» **What to work on**: Count the lines below that contain the word "tích", and give only that number.

* start Given information *

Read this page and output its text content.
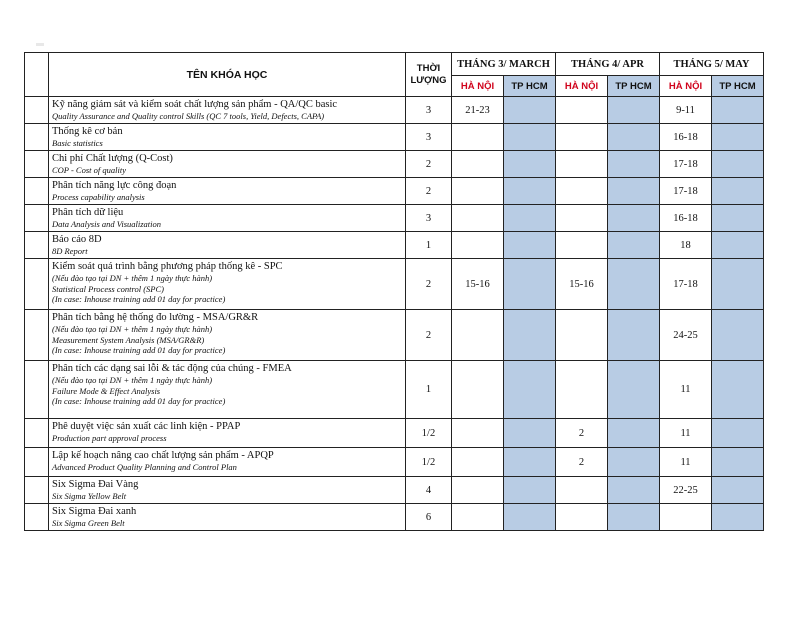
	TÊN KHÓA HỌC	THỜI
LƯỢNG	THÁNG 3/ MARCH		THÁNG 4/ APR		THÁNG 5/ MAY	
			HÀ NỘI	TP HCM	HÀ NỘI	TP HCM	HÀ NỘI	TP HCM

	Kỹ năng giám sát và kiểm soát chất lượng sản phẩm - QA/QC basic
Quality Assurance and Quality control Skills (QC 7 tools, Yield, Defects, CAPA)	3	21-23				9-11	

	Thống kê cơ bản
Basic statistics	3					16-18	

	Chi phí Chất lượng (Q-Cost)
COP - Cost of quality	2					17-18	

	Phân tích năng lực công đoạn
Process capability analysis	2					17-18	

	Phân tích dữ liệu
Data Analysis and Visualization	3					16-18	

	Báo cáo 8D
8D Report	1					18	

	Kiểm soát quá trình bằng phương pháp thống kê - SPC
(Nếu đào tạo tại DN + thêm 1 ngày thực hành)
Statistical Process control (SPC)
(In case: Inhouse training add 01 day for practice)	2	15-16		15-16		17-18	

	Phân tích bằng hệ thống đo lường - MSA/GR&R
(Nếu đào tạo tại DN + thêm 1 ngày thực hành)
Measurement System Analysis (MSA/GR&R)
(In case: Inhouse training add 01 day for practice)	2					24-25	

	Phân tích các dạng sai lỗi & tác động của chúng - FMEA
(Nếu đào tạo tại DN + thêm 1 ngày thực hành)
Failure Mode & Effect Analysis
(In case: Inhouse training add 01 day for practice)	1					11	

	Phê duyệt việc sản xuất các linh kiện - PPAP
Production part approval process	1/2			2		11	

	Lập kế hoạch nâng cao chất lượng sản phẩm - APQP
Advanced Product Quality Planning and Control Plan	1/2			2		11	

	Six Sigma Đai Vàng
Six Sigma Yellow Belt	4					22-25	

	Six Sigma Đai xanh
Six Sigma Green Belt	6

* end Given information *

» **Answer to the problem**: 4